PROBLEM TO SOLVE
Write each record again exactly as it stands.

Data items
----------------

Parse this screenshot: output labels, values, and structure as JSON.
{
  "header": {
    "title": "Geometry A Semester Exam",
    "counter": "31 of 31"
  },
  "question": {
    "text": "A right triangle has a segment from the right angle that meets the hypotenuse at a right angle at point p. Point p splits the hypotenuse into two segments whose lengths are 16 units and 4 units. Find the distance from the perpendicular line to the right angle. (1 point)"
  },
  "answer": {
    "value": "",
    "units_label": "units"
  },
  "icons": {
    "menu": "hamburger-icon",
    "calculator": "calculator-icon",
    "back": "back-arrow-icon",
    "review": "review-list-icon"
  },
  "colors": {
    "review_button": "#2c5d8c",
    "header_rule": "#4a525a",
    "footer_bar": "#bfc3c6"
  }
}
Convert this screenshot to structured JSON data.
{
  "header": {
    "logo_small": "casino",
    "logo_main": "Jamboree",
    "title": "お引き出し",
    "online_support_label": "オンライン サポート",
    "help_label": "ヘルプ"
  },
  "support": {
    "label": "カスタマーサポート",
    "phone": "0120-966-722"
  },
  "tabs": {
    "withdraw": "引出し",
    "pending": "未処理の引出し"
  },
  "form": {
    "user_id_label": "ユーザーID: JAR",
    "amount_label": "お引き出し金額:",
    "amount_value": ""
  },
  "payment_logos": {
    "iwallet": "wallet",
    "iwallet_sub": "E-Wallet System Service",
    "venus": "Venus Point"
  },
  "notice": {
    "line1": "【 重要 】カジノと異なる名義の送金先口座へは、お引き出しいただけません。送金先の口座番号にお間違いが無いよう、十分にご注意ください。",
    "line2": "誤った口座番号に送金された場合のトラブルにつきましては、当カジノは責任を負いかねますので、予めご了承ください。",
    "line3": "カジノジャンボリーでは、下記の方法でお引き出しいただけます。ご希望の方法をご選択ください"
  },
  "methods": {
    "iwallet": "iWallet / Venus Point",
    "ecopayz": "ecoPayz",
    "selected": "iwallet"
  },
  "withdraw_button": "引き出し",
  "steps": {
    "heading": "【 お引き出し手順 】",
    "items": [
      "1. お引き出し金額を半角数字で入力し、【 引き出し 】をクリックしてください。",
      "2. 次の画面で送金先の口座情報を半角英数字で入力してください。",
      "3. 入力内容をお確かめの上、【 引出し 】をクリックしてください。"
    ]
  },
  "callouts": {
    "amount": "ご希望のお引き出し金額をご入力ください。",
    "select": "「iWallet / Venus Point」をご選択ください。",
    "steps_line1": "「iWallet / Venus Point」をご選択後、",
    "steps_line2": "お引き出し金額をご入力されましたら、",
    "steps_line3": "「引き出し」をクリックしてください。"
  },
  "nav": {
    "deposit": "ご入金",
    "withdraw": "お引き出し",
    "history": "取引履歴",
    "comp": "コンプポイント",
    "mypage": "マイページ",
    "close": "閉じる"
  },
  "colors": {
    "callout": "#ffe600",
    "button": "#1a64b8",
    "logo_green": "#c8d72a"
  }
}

----------------

RESPONSE TO THIS EXERCISE
Parse this screenshot: output labels, values, and structure as JSON.
{
  "header": {
    "title": "Geometry A Semester Exam",
    "counter": "31 of 31"
  },
  "question": {
    "text": "A right triangle has a segment from the right angle that meets the hypotenuse at a right angle at point p. Point p splits the hypotenuse into two segments whose lengths are 16 units and 4 units. Find the distance from the perpendicular line to the right angle. (1 point)"
  },
  "answer": {
    "value": "",
    "units_label": "units"
  },
  "icons": {
    "menu": "hamburger-icon",
    "calculator": "calculator-icon",
    "back": "back-arrow-icon",
    "review": "review-list-icon"
  },
  "colors": {
    "review_button": "#2c5d8c",
    "header_rule": "#4a525a",
    "footer_bar": "#bfc3c6"
  }
}
Convert this screenshot to structured JSON data.
{
  "header": {
    "logo_small": "casino",
    "logo_main": "Jamboree",
    "title": "お引き出し",
    "online_support_label": "オンライン サポート",
    "help_label": "ヘルプ"
  },
  "support": {
    "label": "カスタマーサポート",
    "phone": "0120-966-722"
  },
  "tabs": {
    "withdraw": "引出し",
    "pending": "未処理の引出し"
  },
  "form": {
    "user_id_label": "ユーザーID: JAR",
    "amount_label": "お引き出し金額:",
    "amount_value": ""
  },
  "payment_logos": {
    "iwallet": "wallet",
    "iwallet_sub": "E-Wallet System Service",
    "venus": "Venus Point"
  },
  "notice": {
    "line1": "【 重要 】カジノと異なる名義の送金先口座へは、お引き出しいただけません。送金先の口座番号にお間違いが無いよう、十分にご注意ください。",
    "line2": "誤った口座番号に送金された場合のトラブルにつきましては、当カジノは責任を負いかねますので、予めご了承ください。",
    "line3": "カジノジャンボリーでは、下記の方法でお引き出しいただけます。ご希望の方法をご選択ください"
  },
  "methods": {
    "iwallet": "iWallet / Venus Point",
    "ecopayz": "ecoPayz",
    "selected": "iwallet"
  },
  "withdraw_button": "引き出し",
  "steps": {
    "heading": "【 お引き出し手順 】",
    "items": [
      "1. お引き出し金額を半角数字で入力し、【 引き出し 】をクリックしてください。",
      "2. 次の画面で送金先の口座情報を半角英数字で入力してください。",
      "3. 入力内容をお確かめの上、【 引出し 】をクリックしてください。"
    ]
  },
  "callouts": {
    "amount": "ご希望のお引き出し金額をご入力ください。",
    "select": "「iWallet / Venus Point」をご選択ください。",
    "steps_line1": "「iWallet / Venus Point」をご選択後、",
    "steps_line2": "お引き出し金額をご入力されましたら、",
    "steps_line3": "「引き出し」をクリックしてください。"
  },
  "nav": {
    "deposit": "ご入金",
    "withdraw": "お引き出し",
    "history": "取引履歴",
    "comp": "コンプポイント",
    "mypage": "マイページ",
    "close": "閉じる"
  },
  "colors": {
    "callout": "#ffe600",
    "button": "#1a64b8",
    "logo_green": "#c8d72a"
  }
}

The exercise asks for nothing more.